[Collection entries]
══════════

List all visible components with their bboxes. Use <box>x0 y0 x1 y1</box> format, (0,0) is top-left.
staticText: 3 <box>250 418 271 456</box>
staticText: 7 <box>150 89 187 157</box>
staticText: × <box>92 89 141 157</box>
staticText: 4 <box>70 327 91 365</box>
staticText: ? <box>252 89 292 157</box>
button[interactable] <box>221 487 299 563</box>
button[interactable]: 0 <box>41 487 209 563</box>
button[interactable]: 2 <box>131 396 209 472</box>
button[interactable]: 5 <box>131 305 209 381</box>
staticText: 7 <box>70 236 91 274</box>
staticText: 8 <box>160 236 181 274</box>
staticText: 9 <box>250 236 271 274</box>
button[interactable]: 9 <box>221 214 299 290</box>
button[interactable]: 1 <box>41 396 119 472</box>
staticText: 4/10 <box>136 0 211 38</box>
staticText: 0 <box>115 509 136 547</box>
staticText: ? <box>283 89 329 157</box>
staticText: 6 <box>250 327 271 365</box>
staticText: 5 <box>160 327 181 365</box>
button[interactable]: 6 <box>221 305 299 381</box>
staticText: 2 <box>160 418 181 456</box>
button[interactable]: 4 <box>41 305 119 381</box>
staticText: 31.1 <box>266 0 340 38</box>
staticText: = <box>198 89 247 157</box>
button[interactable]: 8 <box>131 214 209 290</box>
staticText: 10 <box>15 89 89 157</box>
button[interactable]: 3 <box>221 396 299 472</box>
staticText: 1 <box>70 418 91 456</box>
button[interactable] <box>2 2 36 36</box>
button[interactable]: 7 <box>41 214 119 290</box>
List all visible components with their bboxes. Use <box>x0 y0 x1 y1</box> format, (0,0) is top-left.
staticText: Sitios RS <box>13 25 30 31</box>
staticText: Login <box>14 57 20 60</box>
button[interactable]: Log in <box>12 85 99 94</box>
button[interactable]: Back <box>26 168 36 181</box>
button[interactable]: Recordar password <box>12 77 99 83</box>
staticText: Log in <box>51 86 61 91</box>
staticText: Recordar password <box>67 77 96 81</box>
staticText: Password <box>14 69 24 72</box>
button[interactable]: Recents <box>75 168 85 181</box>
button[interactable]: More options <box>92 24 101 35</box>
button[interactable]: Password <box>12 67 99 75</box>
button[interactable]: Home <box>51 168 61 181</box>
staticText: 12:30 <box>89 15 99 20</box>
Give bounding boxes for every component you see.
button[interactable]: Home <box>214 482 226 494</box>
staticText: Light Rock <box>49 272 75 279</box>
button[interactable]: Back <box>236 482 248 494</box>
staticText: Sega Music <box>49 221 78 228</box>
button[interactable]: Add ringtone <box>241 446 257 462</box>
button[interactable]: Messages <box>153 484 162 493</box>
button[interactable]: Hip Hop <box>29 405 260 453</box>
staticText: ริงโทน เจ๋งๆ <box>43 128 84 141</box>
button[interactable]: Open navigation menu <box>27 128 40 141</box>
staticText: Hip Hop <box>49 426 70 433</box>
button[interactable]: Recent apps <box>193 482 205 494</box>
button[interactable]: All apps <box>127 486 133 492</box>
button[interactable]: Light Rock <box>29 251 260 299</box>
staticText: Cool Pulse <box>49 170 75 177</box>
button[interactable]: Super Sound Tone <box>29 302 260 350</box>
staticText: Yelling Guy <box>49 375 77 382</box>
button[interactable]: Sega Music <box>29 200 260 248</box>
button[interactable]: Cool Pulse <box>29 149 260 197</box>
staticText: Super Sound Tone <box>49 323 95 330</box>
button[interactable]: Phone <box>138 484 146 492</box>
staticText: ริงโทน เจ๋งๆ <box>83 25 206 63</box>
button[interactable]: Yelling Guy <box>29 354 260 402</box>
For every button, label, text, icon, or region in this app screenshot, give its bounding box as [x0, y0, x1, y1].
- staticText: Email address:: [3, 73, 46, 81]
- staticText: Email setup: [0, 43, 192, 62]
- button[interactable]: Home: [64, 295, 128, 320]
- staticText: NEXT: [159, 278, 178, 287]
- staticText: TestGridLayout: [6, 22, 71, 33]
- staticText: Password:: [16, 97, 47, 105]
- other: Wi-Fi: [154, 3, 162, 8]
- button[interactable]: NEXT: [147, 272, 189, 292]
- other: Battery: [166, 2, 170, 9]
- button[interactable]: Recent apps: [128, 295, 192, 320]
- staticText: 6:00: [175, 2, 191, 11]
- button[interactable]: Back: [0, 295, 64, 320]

══════════

• **JOB**: Copy out every line of the collection entries above with no changes.

• **FULL RESPONSE**:
List all visible components with their bboxes. Use <box>x0 y0 x1 y1</box> format, (0,0) is top-left.
staticText: 3 <box>250 418 271 456</box>
staticText: 7 <box>150 89 187 157</box>
staticText: × <box>92 89 141 157</box>
staticText: 4 <box>70 327 91 365</box>
staticText: ? <box>252 89 292 157</box>
button[interactable] <box>221 487 299 563</box>
button[interactable]: 0 <box>41 487 209 563</box>
button[interactable]: 2 <box>131 396 209 472</box>
button[interactable]: 5 <box>131 305 209 381</box>
staticText: 7 <box>70 236 91 274</box>
staticText: 8 <box>160 236 181 274</box>
staticText: 9 <box>250 236 271 274</box>
button[interactable]: 9 <box>221 214 299 290</box>
button[interactable]: 1 <box>41 396 119 472</box>
staticText: 4/10 <box>136 0 211 38</box>
staticText: 0 <box>115 509 136 547</box>
staticText: ? <box>283 89 329 157</box>
staticText: 6 <box>250 327 271 365</box>
staticText: 5 <box>160 327 181 365</box>
button[interactable]: 6 <box>221 305 299 381</box>
staticText: 2 <box>160 418 181 456</box>
button[interactable]: 4 <box>41 305 119 381</box>
staticText: 31.1 <box>266 0 340 38</box>
staticText: = <box>198 89 247 157</box>
button[interactable]: 8 <box>131 214 209 290</box>
staticText: 10 <box>15 89 89 157</box>
button[interactable]: 3 <box>221 396 299 472</box>
staticText: 1 <box>70 418 91 456</box>
button[interactable] <box>2 2 36 36</box>
button[interactable]: 7 <box>41 214 119 290</box>
List all visible components with their bboxes. Use <box>x0 y0 x1 y1</box> format, (0,0) is top-left.
staticText: Sitios RS <box>13 25 30 31</box>
staticText: Login <box>14 57 20 60</box>
button[interactable]: Log in <box>12 85 99 94</box>
button[interactable]: Back <box>26 168 36 181</box>
button[interactable]: Recordar password <box>12 77 99 83</box>
staticText: Log in <box>51 86 61 91</box>
staticText: Recordar password <box>67 77 96 81</box>
staticText: Password <box>14 69 24 72</box>
button[interactable]: Recents <box>75 168 85 181</box>
button[interactable]: More options <box>92 24 101 35</box>
button[interactable]: Password <box>12 67 99 75</box>
button[interactable]: Home <box>51 168 61 181</box>
staticText: 12:30 <box>89 15 99 20</box>
Give bounding boxes for every component you see.
button[interactable]: Home <box>214 482 226 494</box>
staticText: Light Rock <box>49 272 75 279</box>
button[interactable]: Back <box>236 482 248 494</box>
staticText: Sega Music <box>49 221 78 228</box>
button[interactable]: Add ringtone <box>241 446 257 462</box>
button[interactable]: Messages <box>153 484 162 493</box>
button[interactable]: Hip Hop <box>29 405 260 453</box>
staticText: ริงโทน เจ๋งๆ <box>43 128 84 141</box>
button[interactable]: Open navigation menu <box>27 128 40 141</box>
staticText: Hip Hop <box>49 426 70 433</box>
button[interactable]: Recent apps <box>193 482 205 494</box>
button[interactable]: All apps <box>127 486 133 492</box>
button[interactable]: Light Rock <box>29 251 260 299</box>
staticText: Cool Pulse <box>49 170 75 177</box>
button[interactable]: Super Sound Tone <box>29 302 260 350</box>
staticText: Yelling Guy <box>49 375 77 382</box>
button[interactable]: Sega Music <box>29 200 260 248</box>
button[interactable]: Cool Pulse <box>29 149 260 197</box>
staticText: Super Sound Tone <box>49 323 95 330</box>
button[interactable]: Phone <box>138 484 146 492</box>
staticText: ริงโทน เจ๋งๆ <box>83 25 206 63</box>
button[interactable]: Yelling Guy <box>29 354 260 402</box>
For every button, label, text, icon, or region in this app screenshot, give its bounding box as [x0, y0, x1, y1].
- staticText: Email address:: [3, 73, 46, 81]
- staticText: Email setup: [0, 43, 192, 62]
- button[interactable]: Home: [64, 295, 128, 320]
- staticText: NEXT: [159, 278, 178, 287]
- staticText: TestGridLayout: [6, 22, 71, 33]
- staticText: Password:: [16, 97, 47, 105]
- other: Wi-Fi: [154, 3, 162, 8]
- button[interactable]: NEXT: [147, 272, 189, 292]
- other: Battery: [166, 2, 170, 9]
- button[interactable]: Recent apps: [128, 295, 192, 320]
- staticText: 6:00: [175, 2, 191, 11]
- button[interactable]: Back: [0, 295, 64, 320]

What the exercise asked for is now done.